OBJECTIVE
Report each line of the data below that contains the string "title".

=== PROVIDED MATERIAL ===

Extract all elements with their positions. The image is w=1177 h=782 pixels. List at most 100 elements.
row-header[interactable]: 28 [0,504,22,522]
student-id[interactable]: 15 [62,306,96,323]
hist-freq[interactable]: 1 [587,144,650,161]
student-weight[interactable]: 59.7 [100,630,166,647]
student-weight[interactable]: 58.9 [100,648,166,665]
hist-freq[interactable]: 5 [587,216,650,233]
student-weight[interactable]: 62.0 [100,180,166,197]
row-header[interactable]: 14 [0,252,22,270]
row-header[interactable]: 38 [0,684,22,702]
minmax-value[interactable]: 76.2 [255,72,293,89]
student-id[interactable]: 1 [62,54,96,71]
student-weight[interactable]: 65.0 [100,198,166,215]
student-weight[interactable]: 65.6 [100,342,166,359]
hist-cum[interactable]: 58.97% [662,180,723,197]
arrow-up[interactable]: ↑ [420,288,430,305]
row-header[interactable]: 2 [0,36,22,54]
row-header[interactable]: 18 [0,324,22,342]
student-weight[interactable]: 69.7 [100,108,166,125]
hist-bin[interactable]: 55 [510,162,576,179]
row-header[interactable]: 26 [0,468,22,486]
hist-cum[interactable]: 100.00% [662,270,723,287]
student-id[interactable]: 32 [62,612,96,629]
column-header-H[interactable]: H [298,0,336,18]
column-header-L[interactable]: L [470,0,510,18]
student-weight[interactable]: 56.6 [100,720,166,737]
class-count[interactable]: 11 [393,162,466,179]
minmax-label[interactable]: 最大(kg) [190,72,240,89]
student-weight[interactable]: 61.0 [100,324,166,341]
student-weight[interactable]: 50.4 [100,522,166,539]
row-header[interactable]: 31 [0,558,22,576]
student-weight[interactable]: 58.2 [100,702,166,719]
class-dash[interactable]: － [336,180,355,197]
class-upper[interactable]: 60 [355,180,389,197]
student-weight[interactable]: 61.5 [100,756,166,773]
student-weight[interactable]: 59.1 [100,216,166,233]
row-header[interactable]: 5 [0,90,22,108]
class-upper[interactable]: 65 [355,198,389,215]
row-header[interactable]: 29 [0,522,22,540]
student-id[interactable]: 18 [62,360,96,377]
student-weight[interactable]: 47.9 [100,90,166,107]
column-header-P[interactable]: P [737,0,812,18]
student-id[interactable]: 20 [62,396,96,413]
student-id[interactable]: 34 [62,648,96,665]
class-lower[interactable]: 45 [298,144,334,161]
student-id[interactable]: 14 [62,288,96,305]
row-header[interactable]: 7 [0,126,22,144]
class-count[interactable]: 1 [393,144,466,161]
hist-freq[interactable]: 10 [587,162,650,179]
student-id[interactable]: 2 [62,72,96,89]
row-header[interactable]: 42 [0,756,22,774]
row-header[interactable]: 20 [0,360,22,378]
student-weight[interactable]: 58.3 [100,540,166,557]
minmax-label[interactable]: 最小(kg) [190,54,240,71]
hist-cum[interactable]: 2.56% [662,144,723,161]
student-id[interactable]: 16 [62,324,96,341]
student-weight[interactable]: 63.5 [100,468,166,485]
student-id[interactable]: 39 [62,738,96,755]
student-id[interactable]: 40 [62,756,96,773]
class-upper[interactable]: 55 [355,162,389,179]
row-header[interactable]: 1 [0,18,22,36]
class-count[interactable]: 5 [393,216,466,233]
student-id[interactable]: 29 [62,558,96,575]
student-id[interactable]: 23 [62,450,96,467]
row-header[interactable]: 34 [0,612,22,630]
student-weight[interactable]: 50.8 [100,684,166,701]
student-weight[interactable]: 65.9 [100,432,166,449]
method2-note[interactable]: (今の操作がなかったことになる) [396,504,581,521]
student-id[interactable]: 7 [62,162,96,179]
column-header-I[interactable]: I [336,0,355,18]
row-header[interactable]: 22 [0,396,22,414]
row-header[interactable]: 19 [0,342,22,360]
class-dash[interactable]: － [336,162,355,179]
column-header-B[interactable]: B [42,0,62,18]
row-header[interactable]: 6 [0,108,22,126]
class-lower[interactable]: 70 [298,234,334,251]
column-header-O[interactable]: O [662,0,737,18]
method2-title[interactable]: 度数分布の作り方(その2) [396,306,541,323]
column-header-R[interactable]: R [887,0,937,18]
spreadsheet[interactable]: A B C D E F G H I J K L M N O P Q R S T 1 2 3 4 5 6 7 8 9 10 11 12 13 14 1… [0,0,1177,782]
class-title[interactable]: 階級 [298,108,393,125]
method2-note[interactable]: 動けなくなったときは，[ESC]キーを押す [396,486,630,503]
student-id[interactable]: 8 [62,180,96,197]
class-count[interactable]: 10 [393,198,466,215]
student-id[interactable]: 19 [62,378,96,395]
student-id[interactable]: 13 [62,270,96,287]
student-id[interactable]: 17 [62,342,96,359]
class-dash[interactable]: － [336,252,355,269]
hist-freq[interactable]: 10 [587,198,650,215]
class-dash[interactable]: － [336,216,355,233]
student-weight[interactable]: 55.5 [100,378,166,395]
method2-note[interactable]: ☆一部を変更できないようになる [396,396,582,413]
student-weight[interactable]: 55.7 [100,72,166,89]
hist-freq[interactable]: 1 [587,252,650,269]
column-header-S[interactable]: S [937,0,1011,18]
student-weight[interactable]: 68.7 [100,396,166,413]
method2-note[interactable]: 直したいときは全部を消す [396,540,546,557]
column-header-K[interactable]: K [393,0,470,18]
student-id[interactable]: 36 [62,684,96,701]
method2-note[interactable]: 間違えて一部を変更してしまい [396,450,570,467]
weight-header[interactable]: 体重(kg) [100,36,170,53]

===

THE RESULT
method2-title[interactable]: 度数分布の作り方(その2) [396,306,541,323]
class-title[interactable]: 階級 [298,108,393,125]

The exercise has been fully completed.